▸ **SET PROBLEM**
Print the entries that appear below, exactly as written and without their pictures.

▸ **DATA PROVIDED**
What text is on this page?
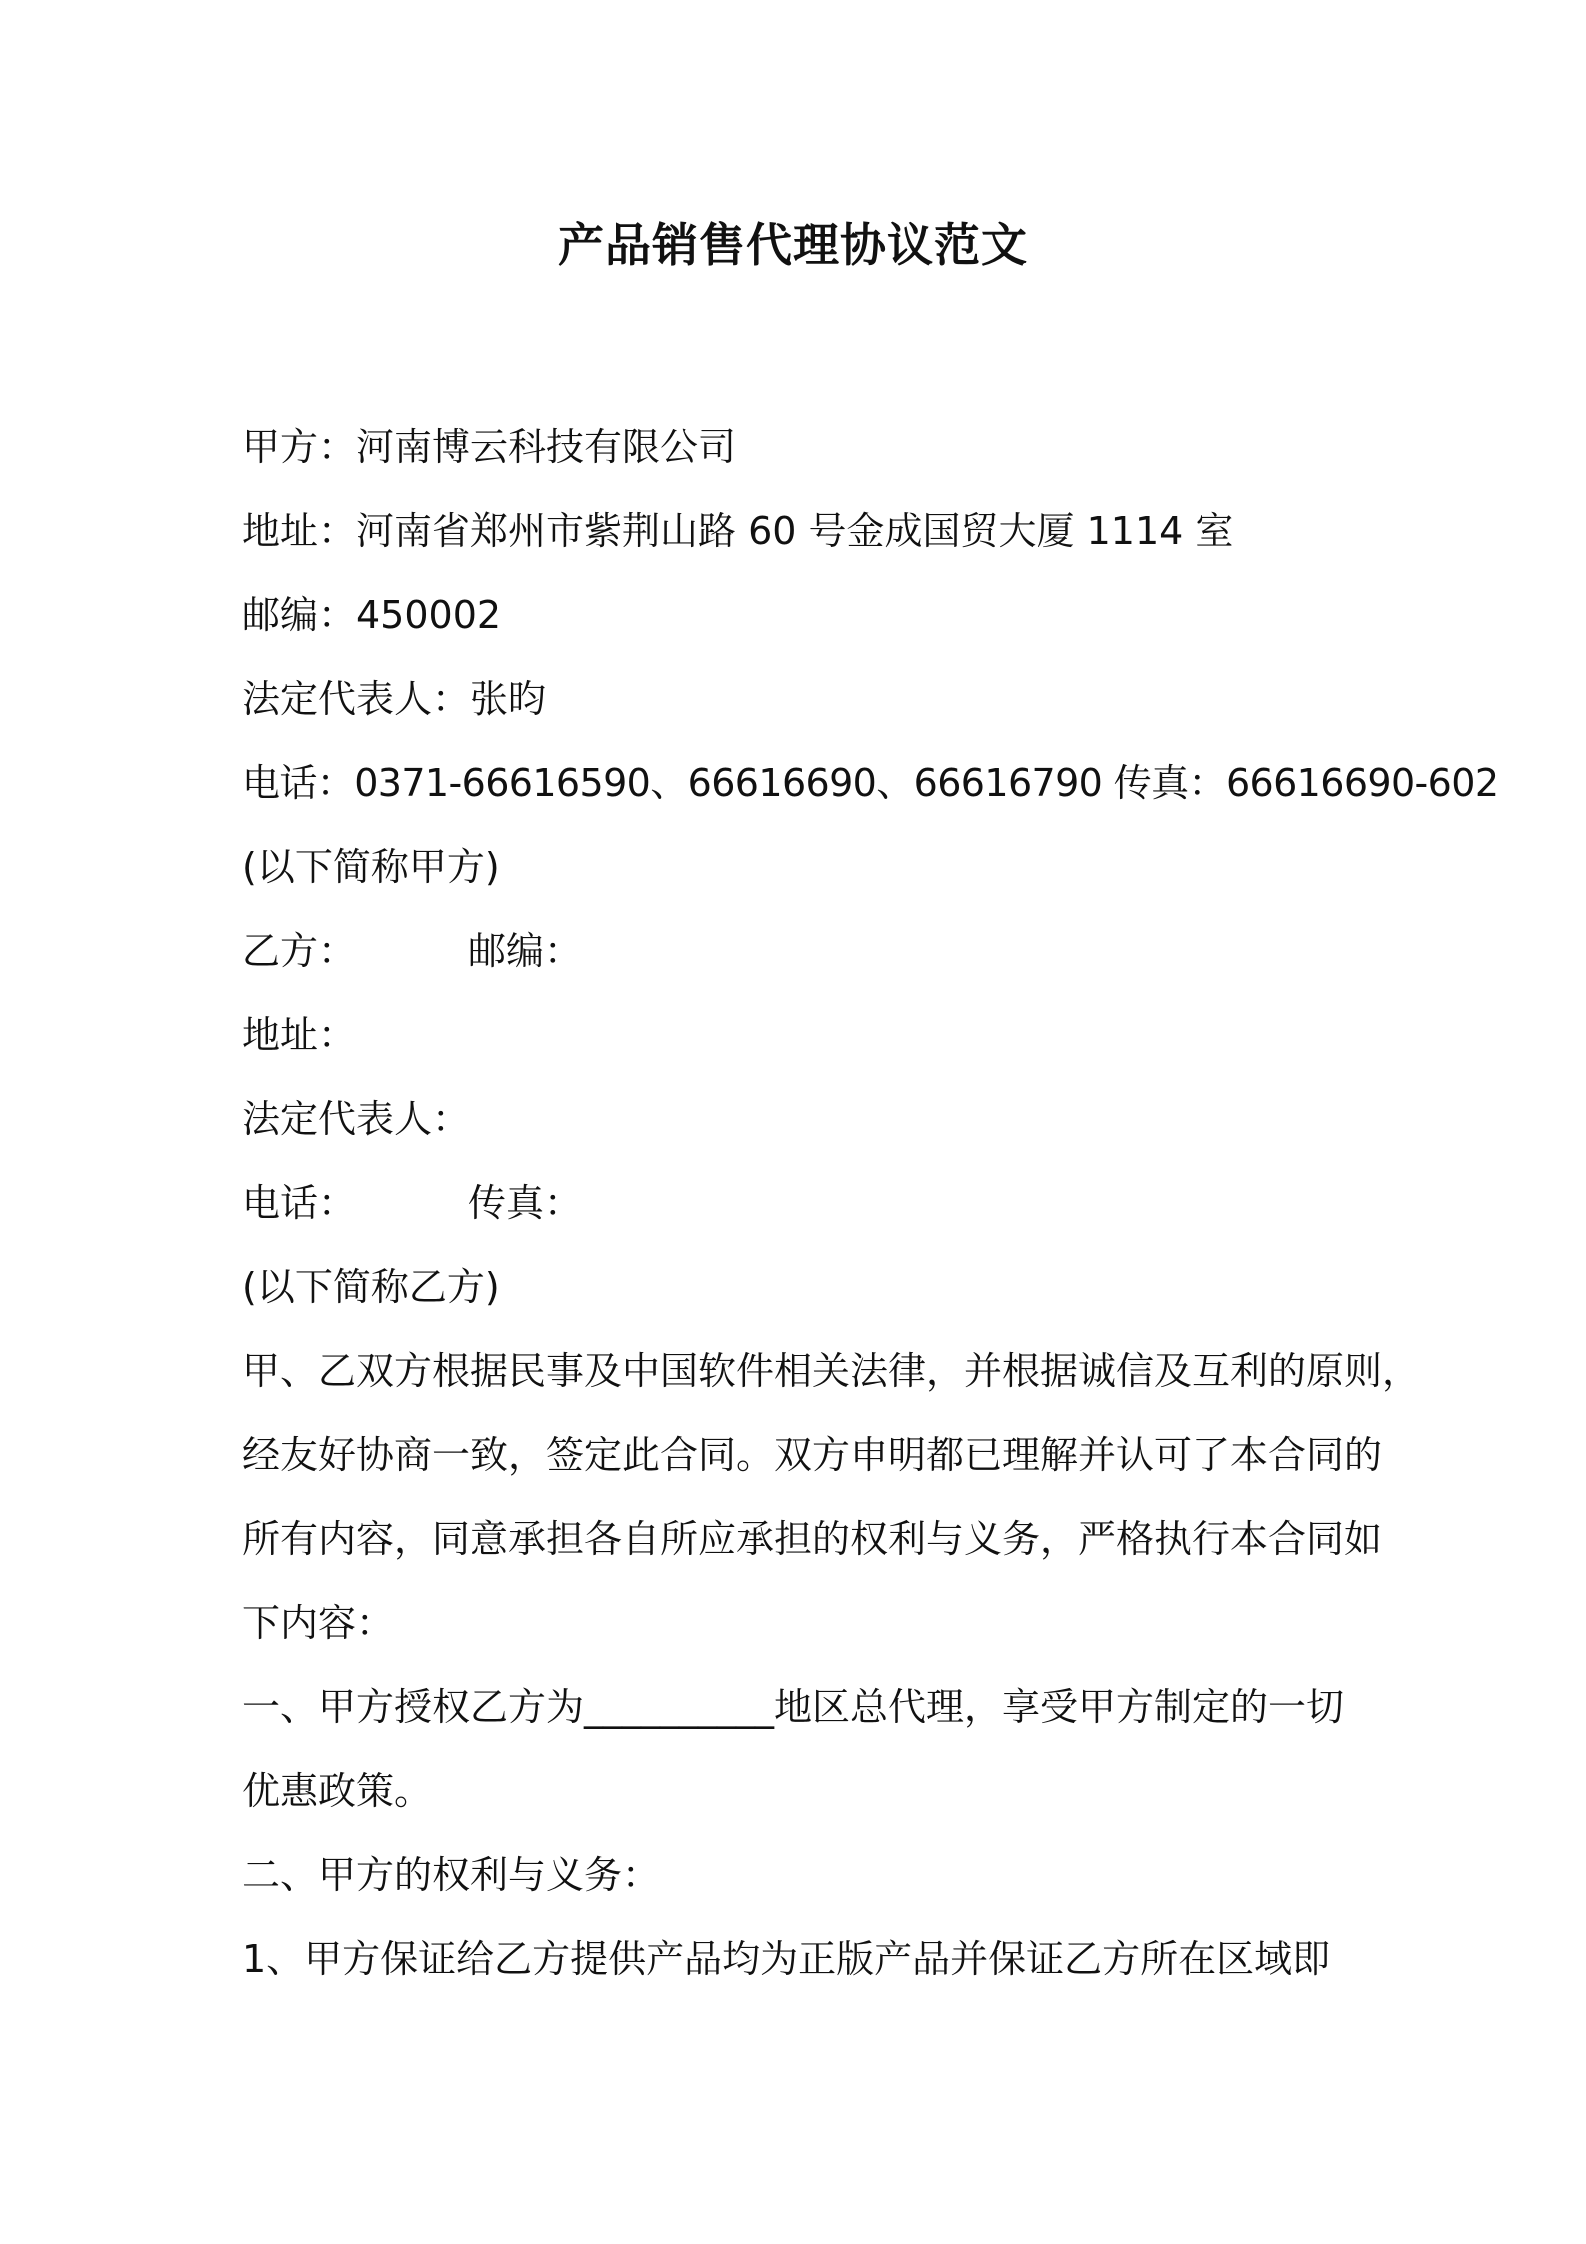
产品销售代理协议范文
甲方：河南博云科技有限公司
地址：河南省郑州市紫荆山路 60 号金成国贸大厦 1114 室
邮编：450002
法定代表人：张昀
电话：0371-66616590、66616690、66616790 传真：66616690-602
(以下简称甲方)
乙方：	邮编：
地址：
法定代表人：
电话：	传真：
(以下简称乙方)
甲、乙双方根据民事及中国软件相关法律，并根据诚信及互利的原则，
经友好协商一致，签定此合同。双方申明都已理解并认可了本合同的
所有内容，同意承担各自所应承担的权利与义务，严格执行本合同如
下内容：
一、甲方授权乙方为__________地区总代理，享受甲方制定的一切
优惠政策。
二、甲方的权利与义务：
1、甲方保证给乙方提供产品均为正版产品并保证乙方所在区域即
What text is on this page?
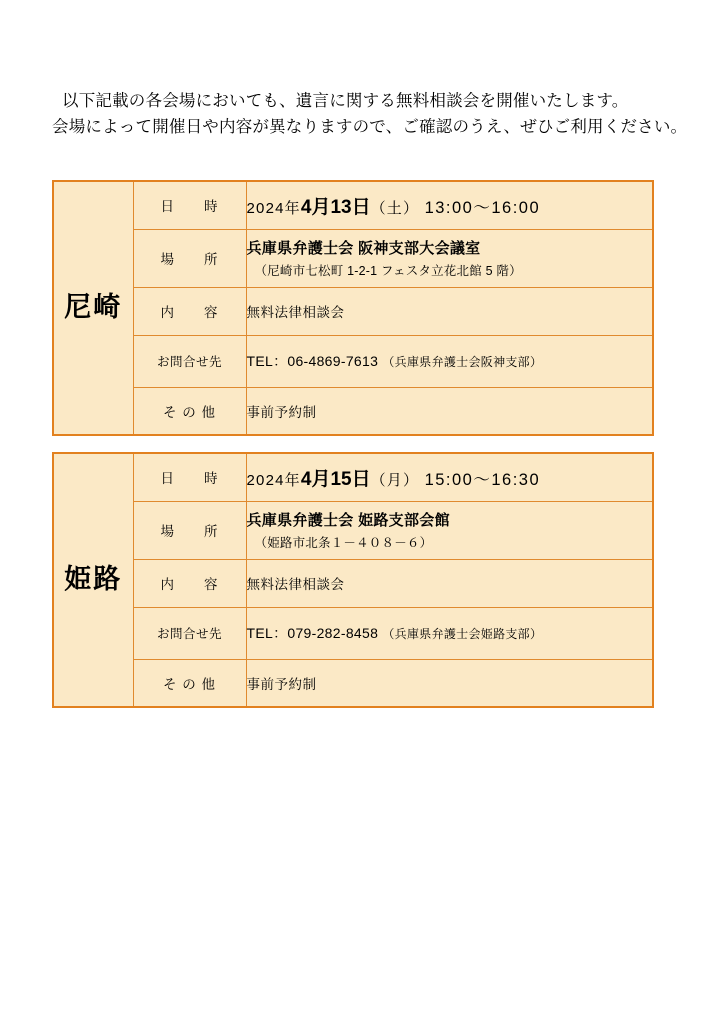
以下記載の各会場においても、遺言に関する無料相談会を開催いたします。
会場によって開催日や内容が異なりますので、ご確認のうえ、ぜひご利用ください。
尼崎	日　　時	2024年4月13日（土） 13:00〜16:00
	場　　所	兵庫県弁護士会 阪神支部大会議室
（尼崎市七松町 1-2-1 フェスタ立花北館 5 階）

	内　　容	無料法律相談会
	お問合せ先	TEL：06-4869-7613 （兵庫県弁護士会阪神支部）
	そ の 他	事前予約制
姫路	日　　時	2024年4月15日（月） 15:00〜16:30
	場　　所	兵庫県弁護士会 姫路支部会館
（姫路市北条１－４０８－６）

	内　　容	無料法律相談会
	お問合せ先	TEL：079-282-8458 （兵庫県弁護士会姫路支部）
	そ の 他	事前予約制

▸ **COMPLETE ANSWER**
What text is on this page?
产品销售代理协议范文
甲方：河南博云科技有限公司
地址：河南省郑州市紫荆山路 60 号金成国贸大厦 1114 室
邮编：450002
法定代表人：张昀
电话：0371-66616590、66616690、66616790 传真：66616690-602
(以下简称甲方)
乙方：	邮编：
地址：
法定代表人：
电话：	传真：
(以下简称乙方)
甲、乙双方根据民事及中国软件相关法律，并根据诚信及互利的原则，
经友好协商一致，签定此合同。双方申明都已理解并认可了本合同的
所有内容，同意承担各自所应承担的权利与义务，严格执行本合同如
下内容：
一、甲方授权乙方为__________地区总代理，享受甲方制定的一切
优惠政策。
二、甲方的权利与义务：
1、甲方保证给乙方提供产品均为正版产品并保证乙方所在区域即
What text is on this page?
以下記載の各会場においても、遺言に関する無料相談会を開催いたします。
会場によって開催日や内容が異なりますので、ご確認のうえ、ぜひご利用ください。
尼崎	日　　時	2024年4月13日（土） 13:00〜16:00
	場　　所	兵庫県弁護士会 阪神支部大会議室
（尼崎市七松町 1-2-1 フェスタ立花北館 5 階）

	内　　容	無料法律相談会
	お問合せ先	TEL：06-4869-7613 （兵庫県弁護士会阪神支部）
	そ の 他	事前予約制
姫路	日　　時	2024年4月15日（月） 15:00〜16:30
	場　　所	兵庫県弁護士会 姫路支部会館
（姫路市北条１－４０８－６）

	内　　容	無料法律相談会
	お問合せ先	TEL：079-282-8458 （兵庫県弁護士会姫路支部）
	そ の 他	事前予約制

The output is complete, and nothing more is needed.